◆ Material provided
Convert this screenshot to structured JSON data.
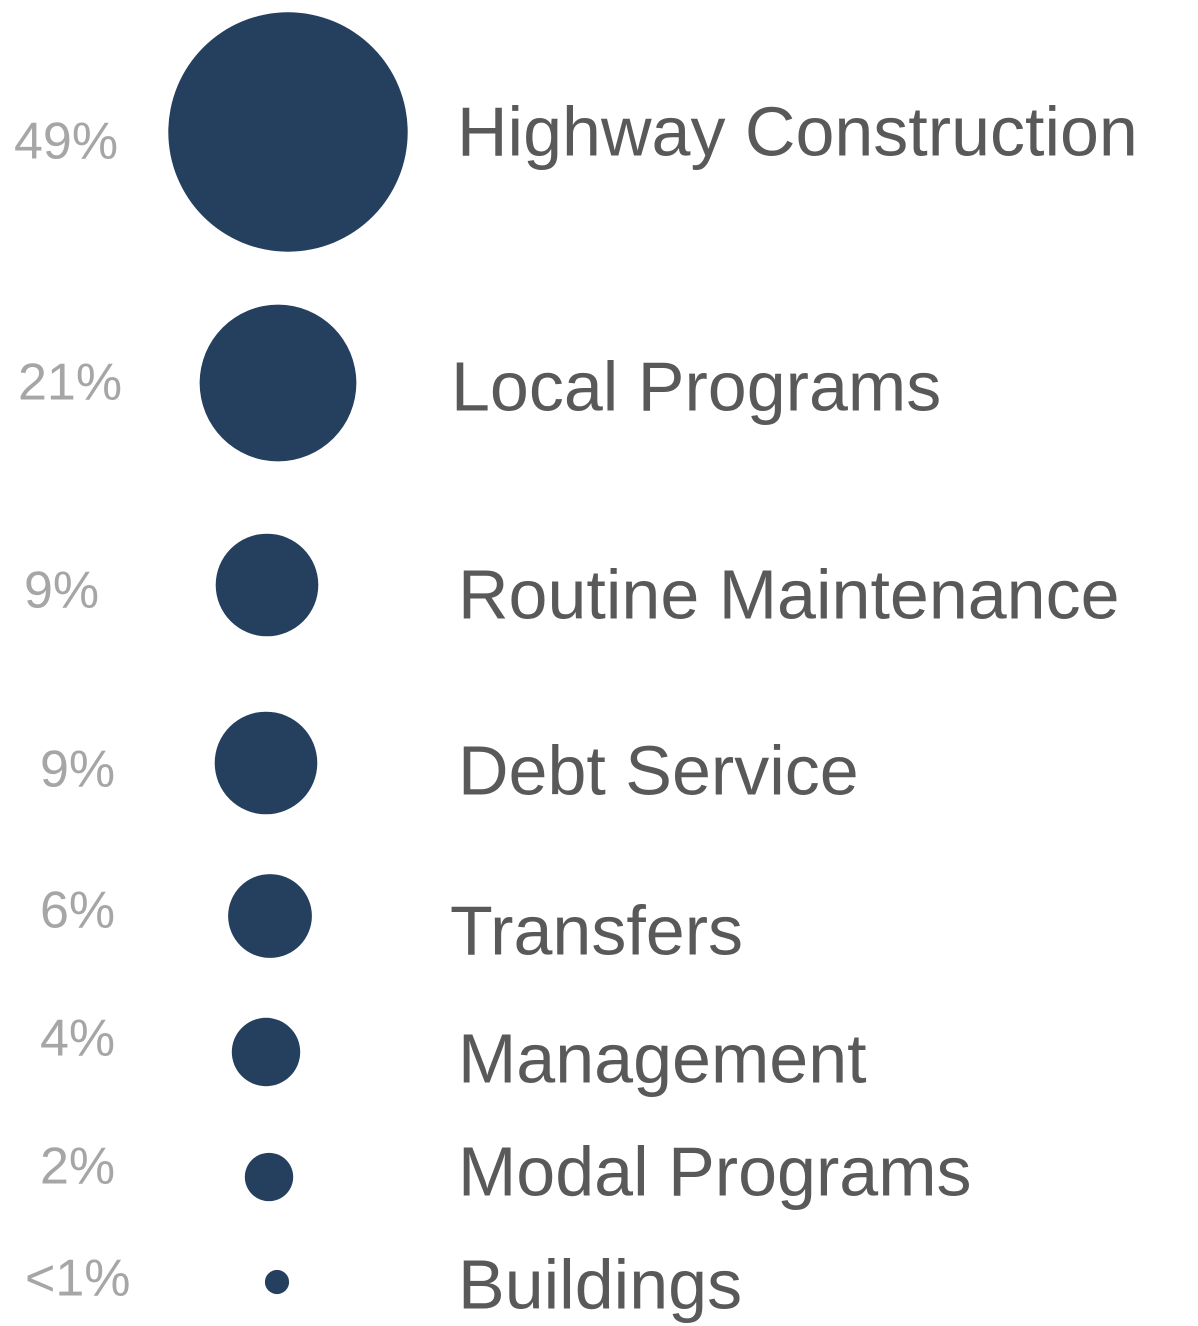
{
  "chart_data": {
    "type": "bubble",
    "categories": [
      "Highway Construction",
      "Local Programs",
      "Routine Maintenance",
      "Debt Service",
      "Transfers",
      "Management",
      "Modal Programs",
      "Buildings"
    ],
    "values": [
      49,
      21,
      9,
      9,
      6,
      4,
      2,
      0.5
    ],
    "value_labels": [
      "49%",
      "21%",
      "9%",
      "9%",
      "6%",
      "4%",
      "2%",
      "<1%"
    ],
    "color": "#253f5f"
  }
}
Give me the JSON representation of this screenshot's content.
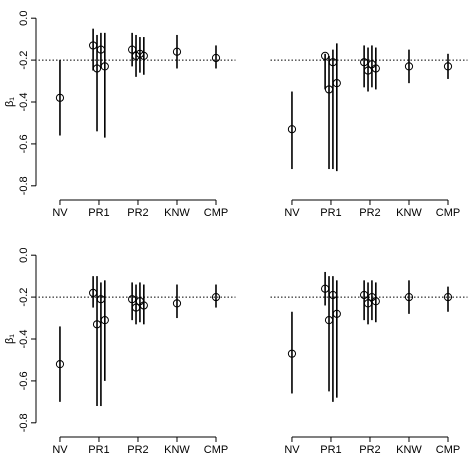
{
  "chart_data": [
    {
      "type": "scatter",
      "ylabel": "β₁",
      "x": [
        1,
        1.85,
        1.95,
        2.05,
        2.15,
        2.85,
        2.95,
        3.05,
        3.15,
        4,
        5
      ],
      "y": [
        -0.38,
        -0.13,
        -0.24,
        -0.15,
        -0.23,
        -0.15,
        -0.18,
        -0.17,
        -0.18,
        -0.16,
        -0.19
      ],
      "low": [
        -0.56,
        -0.25,
        -0.54,
        -0.24,
        -0.57,
        -0.23,
        -0.28,
        -0.26,
        -0.27,
        -0.24,
        -0.24
      ],
      "high": [
        -0.2,
        -0.05,
        -0.08,
        -0.07,
        -0.07,
        -0.07,
        -0.08,
        -0.09,
        -0.09,
        -0.08,
        -0.13
      ],
      "xlim": [
        0.45,
        5.5
      ],
      "xticks": [
        {
          "value": 1,
          "label": "NV"
        },
        {
          "value": 2,
          "label": "PR1"
        },
        {
          "value": 3,
          "label": "PR2"
        },
        {
          "value": 4,
          "label": "KNW"
        },
        {
          "value": 5,
          "label": "CMP"
        }
      ],
      "ylim": [
        -0.82,
        0.02
      ],
      "yticks": [
        {
          "value": 0,
          "label": "0.0"
        },
        -0.2,
        -0.4,
        -0.6,
        -0.8
      ],
      "hline": -0.2
    },
    {
      "type": "scatter",
      "x": [
        1,
        1.85,
        1.95,
        2.05,
        2.15,
        2.85,
        2.95,
        3.05,
        3.15,
        4,
        5
      ],
      "y": [
        -0.53,
        -0.18,
        -0.34,
        -0.21,
        -0.31,
        -0.21,
        -0.25,
        -0.22,
        -0.24,
        -0.23,
        -0.23
      ],
      "low": [
        -0.72,
        -0.34,
        -0.72,
        -0.72,
        -0.73,
        -0.33,
        -0.35,
        -0.33,
        -0.34,
        -0.31,
        -0.29
      ],
      "high": [
        -0.35,
        -0.17,
        -0.18,
        -0.15,
        -0.12,
        -0.13,
        -0.14,
        -0.13,
        -0.14,
        -0.15,
        -0.17
      ],
      "xlim": [
        0.45,
        5.5
      ],
      "xticks": [
        {
          "value": 1,
          "label": "NV"
        },
        {
          "value": 2,
          "label": "PR1"
        },
        {
          "value": 3,
          "label": "PR2"
        },
        {
          "value": 4,
          "label": "KNW"
        },
        {
          "value": 5,
          "label": "CMP"
        }
      ],
      "ylim": [
        -0.82,
        0.02
      ],
      "hline": -0.2
    },
    {
      "type": "scatter",
      "ylabel": "β₁",
      "x": [
        1,
        1.85,
        1.95,
        2.05,
        2.15,
        2.85,
        2.95,
        3.05,
        3.15,
        4,
        5
      ],
      "y": [
        -0.52,
        -0.18,
        -0.33,
        -0.21,
        -0.31,
        -0.21,
        -0.25,
        -0.22,
        -0.24,
        -0.23,
        -0.2
      ],
      "low": [
        -0.7,
        -0.25,
        -0.72,
        -0.72,
        -0.6,
        -0.31,
        -0.33,
        -0.32,
        -0.33,
        -0.3,
        -0.25
      ],
      "high": [
        -0.34,
        -0.1,
        -0.1,
        -0.13,
        -0.12,
        -0.13,
        -0.14,
        -0.13,
        -0.14,
        -0.14,
        -0.14
      ],
      "xlim": [
        0.45,
        5.5
      ],
      "xticks": [
        {
          "value": 1,
          "label": "NV"
        },
        {
          "value": 2,
          "label": "PR1"
        },
        {
          "value": 3,
          "label": "PR2"
        },
        {
          "value": 4,
          "label": "KNW"
        },
        {
          "value": 5,
          "label": "CMP"
        }
      ],
      "ylim": [
        -0.82,
        0.02
      ],
      "yticks": [
        {
          "value": 0,
          "label": "0.0"
        },
        -0.2,
        -0.4,
        -0.6,
        -0.8
      ],
      "hline": -0.2
    },
    {
      "type": "scatter",
      "x": [
        1,
        1.85,
        1.95,
        2.05,
        2.15,
        2.85,
        2.95,
        3.05,
        3.15,
        4,
        5
      ],
      "y": [
        -0.47,
        -0.16,
        -0.31,
        -0.19,
        -0.28,
        -0.19,
        -0.23,
        -0.2,
        -0.22,
        -0.2,
        -0.2
      ],
      "low": [
        -0.66,
        -0.24,
        -0.65,
        -0.7,
        -0.68,
        -0.31,
        -0.33,
        -0.31,
        -0.32,
        -0.28,
        -0.27
      ],
      "high": [
        -0.27,
        -0.08,
        -0.1,
        -0.1,
        -0.12,
        -0.12,
        -0.13,
        -0.12,
        -0.13,
        -0.12,
        -0.15
      ],
      "xlim": [
        0.45,
        5.5
      ],
      "xticks": [
        {
          "value": 1,
          "label": "NV"
        },
        {
          "value": 2,
          "label": "PR1"
        },
        {
          "value": 3,
          "label": "PR2"
        },
        {
          "value": 4,
          "label": "KNW"
        },
        {
          "value": 5,
          "label": "CMP"
        }
      ],
      "ylim": [
        -0.82,
        0.02
      ],
      "hline": -0.2
    }
  ]
}
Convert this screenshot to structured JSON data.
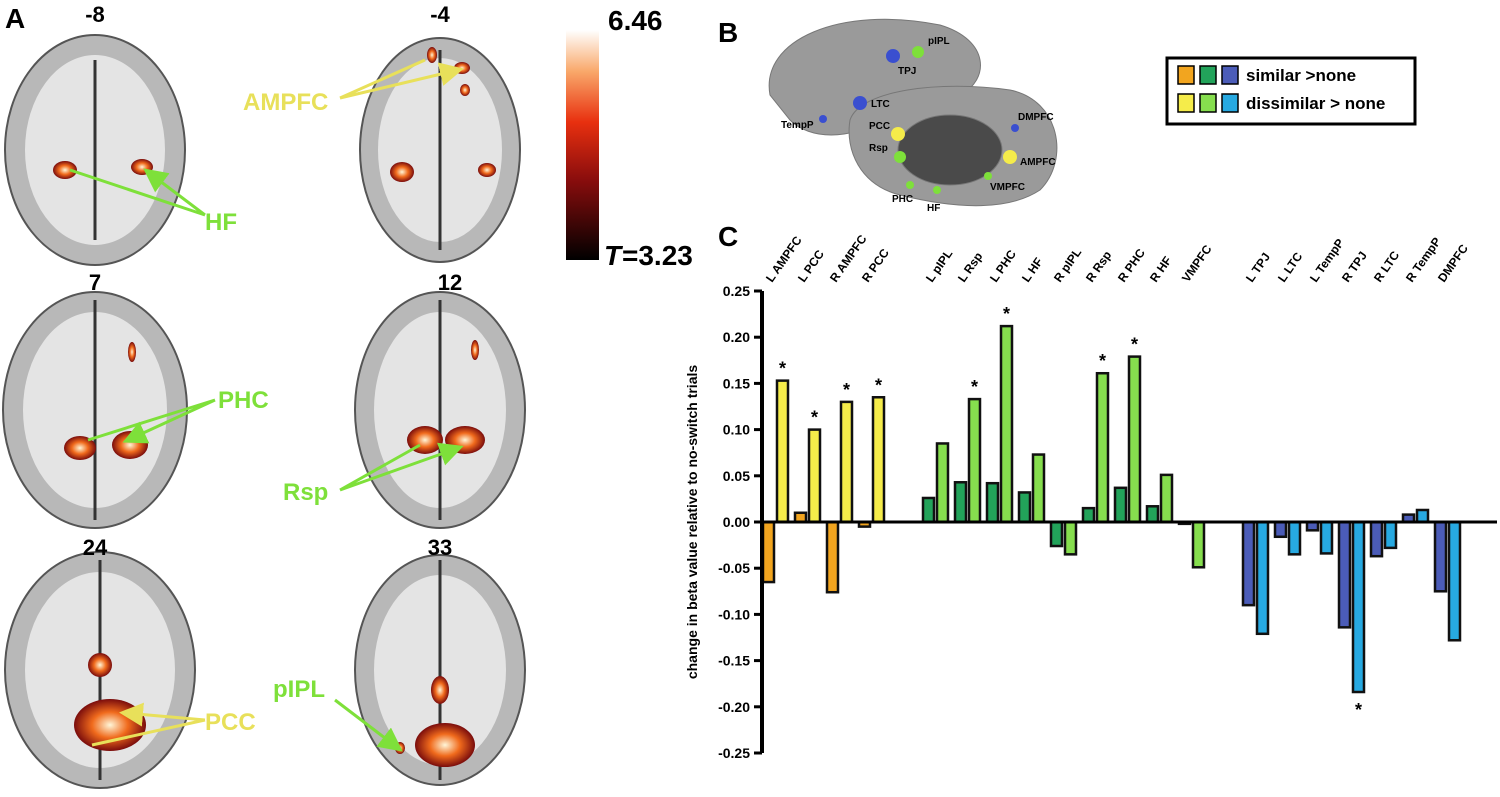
{
  "panel_a": {
    "label": "A",
    "slices": [
      "-8",
      "-4",
      "7",
      "12",
      "24",
      "33"
    ],
    "regions": [
      "AMPFC",
      "HF",
      "PHC",
      "Rsp",
      "PCC",
      "pIPL"
    ],
    "colorbar": {
      "max": "6.46",
      "stat": "T",
      "min": "=3.23"
    }
  },
  "panel_b": {
    "label": "B",
    "regions": [
      "pIPL",
      "TPJ",
      "LTC",
      "TempP",
      "PCC",
      "Rsp",
      "DMPFC",
      "AMPFC",
      "VMPFC",
      "PHC",
      "HF"
    ]
  },
  "chart_data": {
    "type": "bar",
    "panel_label": "C",
    "y_label": "change in beta value relative to no-switch trials",
    "categories": [
      "L AMPFC",
      "L PCC",
      "R AMPFC",
      "R PCC",
      "L pIPL",
      "L Rsp",
      "L PHC",
      "L HF",
      "R pIPL",
      "R Rsp",
      "R PHC",
      "R HF",
      "VMPFC",
      "L TPJ",
      "L LTC",
      "L TempP",
      "R TPJ",
      "R LTC",
      "R TempP",
      "DMPFC"
    ],
    "series": [
      {
        "name": "similar >none",
        "colors": [
          "#f2a51f",
          "#f2a51f",
          "#f2a51f",
          "#f2a51f",
          "#22a35a",
          "#22a35a",
          "#22a35a",
          "#22a35a",
          "#22a35a",
          "#22a35a",
          "#22a35a",
          "#22a35a",
          "#22a35a",
          "#4b5cb8",
          "#4b5cb8",
          "#4b5cb8",
          "#4b5cb8",
          "#4b5cb8",
          "#4b5cb8",
          "#4b5cb8"
        ],
        "values": [
          -0.065,
          0.01,
          -0.076,
          -0.005,
          0.026,
          0.043,
          0.042,
          0.032,
          -0.026,
          0.015,
          0.037,
          0.017,
          -0.002,
          -0.09,
          -0.016,
          -0.009,
          -0.114,
          -0.037,
          0.008,
          -0.075
        ],
        "significance": [
          null,
          null,
          null,
          null,
          null,
          null,
          null,
          null,
          null,
          null,
          null,
          null,
          null,
          null,
          null,
          null,
          null,
          null,
          null,
          null
        ]
      },
      {
        "name": "dissimilar > none",
        "colors": [
          "#f5ec4a",
          "#f5ec4a",
          "#f5ec4a",
          "#f5ec4a",
          "#86de4e",
          "#86de4e",
          "#86de4e",
          "#86de4e",
          "#86de4e",
          "#86de4e",
          "#86de4e",
          "#86de4e",
          "#86de4e",
          "#27a9e1",
          "#27a9e1",
          "#27a9e1",
          "#27a9e1",
          "#27a9e1",
          "#27a9e1",
          "#27a9e1"
        ],
        "values": [
          0.153,
          0.1,
          0.13,
          0.135,
          0.085,
          0.133,
          0.212,
          0.073,
          -0.035,
          0.161,
          0.179,
          0.051,
          -0.049,
          -0.121,
          -0.035,
          -0.034,
          -0.184,
          -0.028,
          0.013,
          -0.128
        ],
        "significance": [
          "*",
          "*",
          "*",
          "*",
          null,
          "*",
          "*",
          null,
          null,
          "*",
          "*",
          null,
          null,
          null,
          null,
          null,
          "*",
          null,
          null,
          null
        ]
      }
    ],
    "ylim": [
      -0.25,
      0.25
    ],
    "yticks": [
      {
        "value": 0.25,
        "label": "0.25"
      },
      {
        "value": 0.2,
        "label": "0.20"
      },
      {
        "value": 0.15,
        "label": "0.15"
      },
      {
        "value": 0.1,
        "label": "0.10"
      },
      {
        "value": 0.05,
        "label": "0.05"
      },
      {
        "value": 0,
        "label": "0.00"
      },
      {
        "value": -0.05,
        "label": "-0.05"
      },
      {
        "value": -0.1,
        "label": "-0.10"
      },
      {
        "value": -0.15,
        "label": "-0.15"
      },
      {
        "value": -0.2,
        "label": "-0.20"
      },
      {
        "value": -0.25,
        "label": "-0.25"
      }
    ]
  }
}
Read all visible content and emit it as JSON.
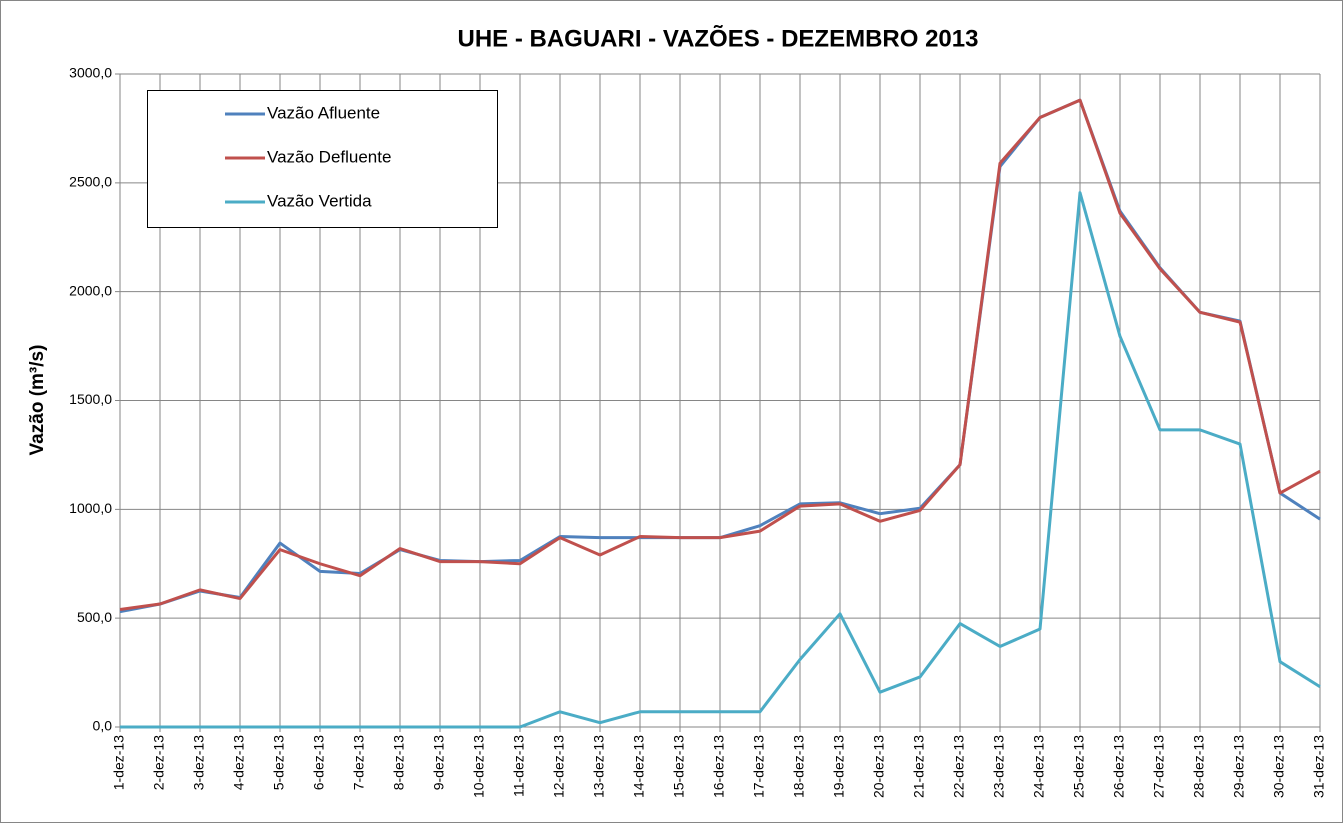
{
  "chart_data": {
    "type": "line",
    "title": "UHE - BAGUARI - VAZÕES - DEZEMBRO 2013",
    "y_label": "Vazão (m³/s)",
    "categories": [
      "1-dez-13",
      "2-dez-13",
      "3-dez-13",
      "4-dez-13",
      "5-dez-13",
      "6-dez-13",
      "7-dez-13",
      "8-dez-13",
      "9-dez-13",
      "10-dez-13",
      "11-dez-13",
      "12-dez-13",
      "13-dez-13",
      "14-dez-13",
      "15-dez-13",
      "16-dez-13",
      "17-dez-13",
      "18-dez-13",
      "19-dez-13",
      "20-dez-13",
      "21-dez-13",
      "22-dez-13",
      "23-dez-13",
      "24-dez-13",
      "25-dez-13",
      "26-dez-13",
      "27-dez-13",
      "28-dez-13",
      "29-dez-13",
      "30-dez-13",
      "31-dez-13"
    ],
    "series": [
      {
        "name": "Vazão Afluente",
        "color": "#4f81bd",
        "values": [
          530,
          565,
          625,
          595,
          845,
          715,
          705,
          815,
          765,
          760,
          765,
          875,
          870,
          870,
          870,
          870,
          925,
          1025,
          1030,
          980,
          1005,
          1205,
          2575,
          2800,
          2880,
          2370,
          2110,
          1905,
          1865,
          1075,
          955
        ]
      },
      {
        "name": "Vazão Defluente",
        "color": "#c0504d",
        "values": [
          540,
          565,
          630,
          590,
          815,
          750,
          695,
          820,
          760,
          760,
          750,
          870,
          790,
          875,
          870,
          870,
          900,
          1015,
          1025,
          945,
          995,
          1205,
          2590,
          2800,
          2880,
          2360,
          2105,
          1905,
          1860,
          1075,
          1175
        ]
      },
      {
        "name": "Vazão Vertida",
        "color": "#4bacc6",
        "values": [
          0,
          0,
          0,
          0,
          0,
          0,
          0,
          0,
          0,
          0,
          0,
          70,
          20,
          70,
          70,
          70,
          70,
          310,
          520,
          160,
          230,
          475,
          370,
          450,
          2455,
          1795,
          1365,
          1365,
          1300,
          300,
          185
        ]
      }
    ],
    "ylim": [
      0,
      3000
    ],
    "yticks": [
      {
        "value": 0,
        "label": "0,0"
      },
      {
        "value": 500,
        "label": "500,0"
      },
      {
        "value": 1000,
        "label": "1000,0"
      },
      {
        "value": 1500,
        "label": "1500,0"
      },
      {
        "value": 2000,
        "label": "2000,0"
      },
      {
        "value": 2500,
        "label": "2500,0"
      },
      {
        "value": 3000,
        "label": "3000,0"
      }
    ],
    "grid": true,
    "legend": "upper left"
  }
}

◆ Given instruction
Pick out each line in the material containing "JSON".

◆ Finished answer
Convert this screenshot to structured JSON data.
Give me the JSON representation of this screenshot's content.
Convert this screenshot to structured JSON data.
Read all visible content and emit it as JSON.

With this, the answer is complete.